■ Figure collection entries
►

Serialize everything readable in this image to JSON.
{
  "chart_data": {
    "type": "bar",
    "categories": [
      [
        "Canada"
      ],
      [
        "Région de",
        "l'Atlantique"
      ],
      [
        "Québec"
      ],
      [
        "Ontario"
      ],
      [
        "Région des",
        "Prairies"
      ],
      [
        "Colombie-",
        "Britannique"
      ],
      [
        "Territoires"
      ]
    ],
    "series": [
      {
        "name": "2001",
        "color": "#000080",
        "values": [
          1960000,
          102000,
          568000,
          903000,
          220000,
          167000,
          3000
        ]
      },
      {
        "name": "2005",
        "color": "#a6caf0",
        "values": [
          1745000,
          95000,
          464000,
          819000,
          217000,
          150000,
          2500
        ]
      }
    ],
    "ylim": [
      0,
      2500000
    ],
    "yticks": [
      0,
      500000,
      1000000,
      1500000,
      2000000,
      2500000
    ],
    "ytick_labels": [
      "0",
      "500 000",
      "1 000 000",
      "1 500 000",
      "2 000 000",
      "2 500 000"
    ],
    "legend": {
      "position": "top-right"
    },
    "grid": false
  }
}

◄

■ Exercise aim
Extract each line of the listing above, copying it word for word.

■ Response to this exercise
Serialize everything readable in this image to JSON.
{
  "chart_data": {
    "type": "bar",
    "categories": [
      [
        "Canada"
      ],
      [
        "Région de",
        "l'Atlantique"
      ],
      [
        "Québec"
      ],
      [
        "Ontario"
      ],
      [
        "Région des",
        "Prairies"
      ],
      [
        "Colombie-",
        "Britannique"
      ],
      [
        "Territoires"
      ]
    ],
    "series": [
      {
        "name": "2001",
        "color": "#000080",
        "values": [
          1960000,
          102000,
          568000,
          903000,
          220000,
          167000,
          3000
        ]
      },
      {
        "name": "2005",
        "color": "#a6caf0",
        "values": [
          1745000,
          95000,
          464000,
          819000,
          217000,
          150000,
          2500
        ]
      }
    ],
    "ylim": [
      0,
      2500000
    ],
    "yticks": [
      0,
      500000,
      1000000,
      1500000,
      2000000,
      2500000
    ],
    "ytick_labels": [
      "0",
      "500 000",
      "1 000 000",
      "1 500 000",
      "2 000 000",
      "2 500 000"
    ],
    "legend": {
      "position": "top-right"
    },
    "grid": false
  }
}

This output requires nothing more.